● **Data for this task**:

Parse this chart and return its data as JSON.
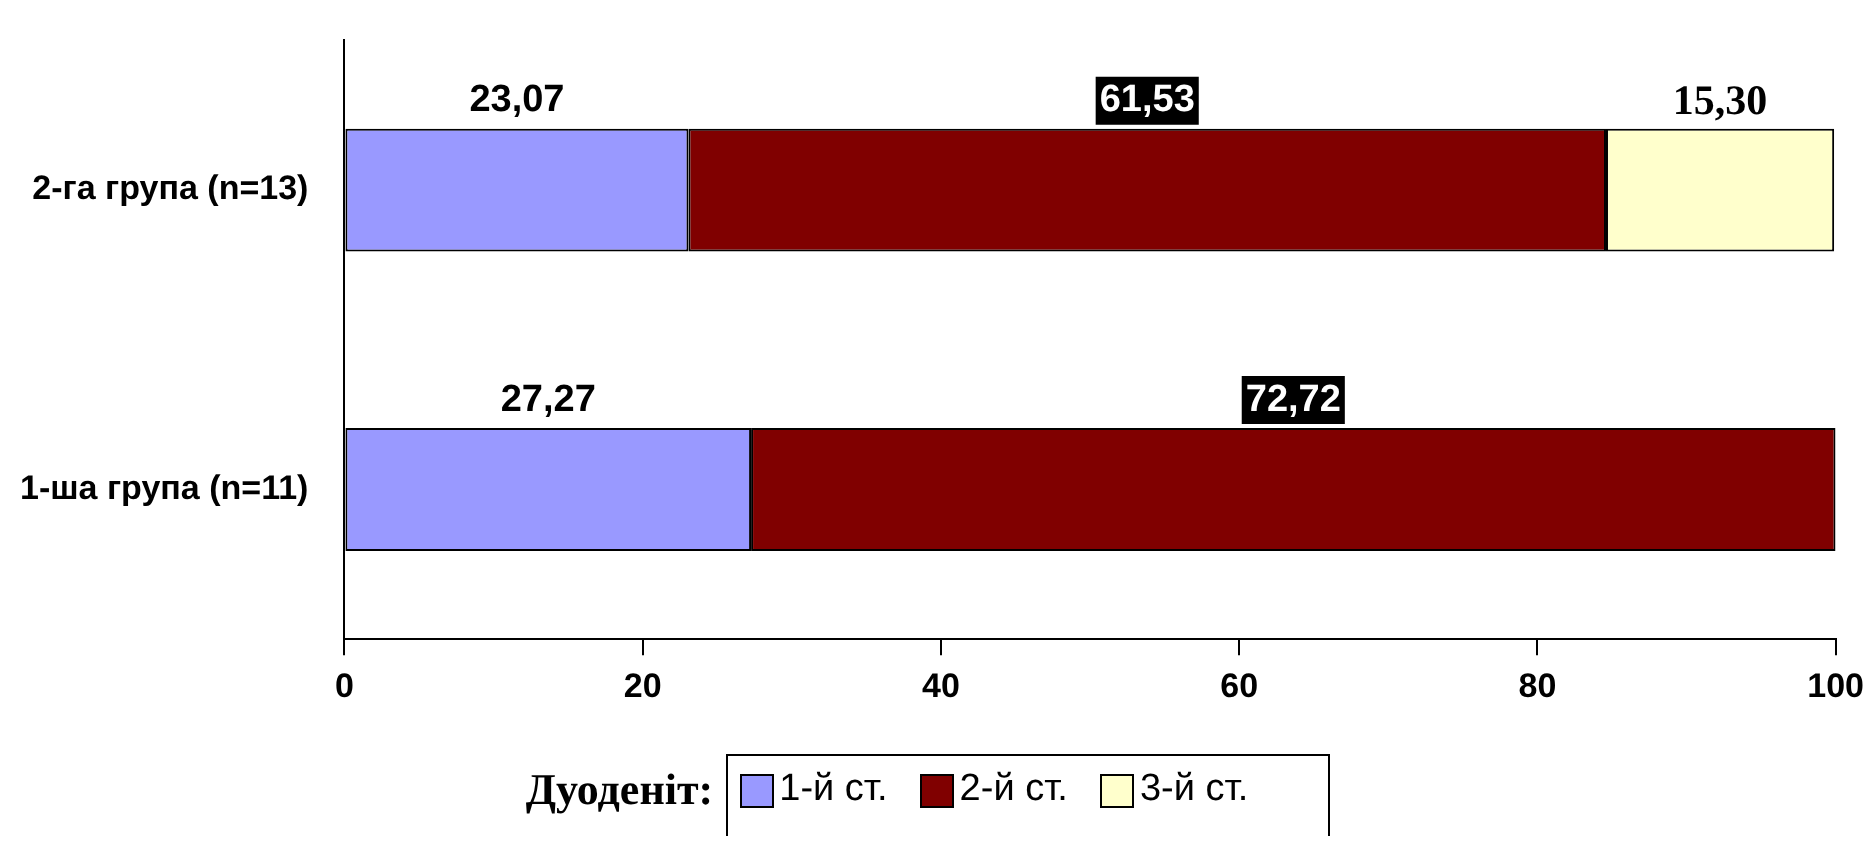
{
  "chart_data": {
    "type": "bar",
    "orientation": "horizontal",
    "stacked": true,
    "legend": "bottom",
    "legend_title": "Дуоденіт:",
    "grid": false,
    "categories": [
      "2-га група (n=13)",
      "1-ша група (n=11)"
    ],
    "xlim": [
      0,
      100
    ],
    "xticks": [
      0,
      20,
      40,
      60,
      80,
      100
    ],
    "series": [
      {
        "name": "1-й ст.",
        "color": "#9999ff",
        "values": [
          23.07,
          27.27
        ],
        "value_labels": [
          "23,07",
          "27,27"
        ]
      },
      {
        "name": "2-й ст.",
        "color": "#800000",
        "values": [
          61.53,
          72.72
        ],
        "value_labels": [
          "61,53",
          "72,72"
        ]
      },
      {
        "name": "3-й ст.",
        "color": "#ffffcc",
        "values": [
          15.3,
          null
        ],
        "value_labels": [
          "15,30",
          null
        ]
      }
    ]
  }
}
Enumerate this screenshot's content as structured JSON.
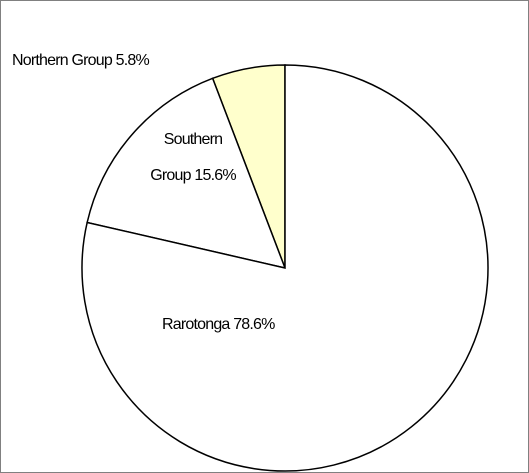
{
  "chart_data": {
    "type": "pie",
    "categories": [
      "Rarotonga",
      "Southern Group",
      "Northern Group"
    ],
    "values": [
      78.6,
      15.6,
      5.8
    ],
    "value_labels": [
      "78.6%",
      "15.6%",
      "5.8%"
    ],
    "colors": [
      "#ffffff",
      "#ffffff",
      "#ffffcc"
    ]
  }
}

● **Brief**:
Transcribe the records above verbatim. Do not carry over any picture.

● **Completed task**:
Parse this chart and return its data as JSON.
{
  "chart_data": {
    "type": "bar",
    "orientation": "horizontal",
    "stacked": true,
    "legend": "bottom",
    "legend_title": "Дуоденіт:",
    "grid": false,
    "categories": [
      "2-га група (n=13)",
      "1-ша група (n=11)"
    ],
    "xlim": [
      0,
      100
    ],
    "xticks": [
      0,
      20,
      40,
      60,
      80,
      100
    ],
    "series": [
      {
        "name": "1-й ст.",
        "color": "#9999ff",
        "values": [
          23.07,
          27.27
        ],
        "value_labels": [
          "23,07",
          "27,27"
        ]
      },
      {
        "name": "2-й ст.",
        "color": "#800000",
        "values": [
          61.53,
          72.72
        ],
        "value_labels": [
          "61,53",
          "72,72"
        ]
      },
      {
        "name": "3-й ст.",
        "color": "#ffffcc",
        "values": [
          15.3,
          null
        ],
        "value_labels": [
          "15,30",
          null
        ]
      }
    ]
  }
}
Enumerate this screenshot's content as structured JSON.
{
  "chart_data": {
    "type": "pie",
    "categories": [
      "Rarotonga",
      "Southern Group",
      "Northern Group"
    ],
    "values": [
      78.6,
      15.6,
      5.8
    ],
    "value_labels": [
      "78.6%",
      "15.6%",
      "5.8%"
    ],
    "colors": [
      "#ffffff",
      "#ffffff",
      "#ffffcc"
    ]
  }
}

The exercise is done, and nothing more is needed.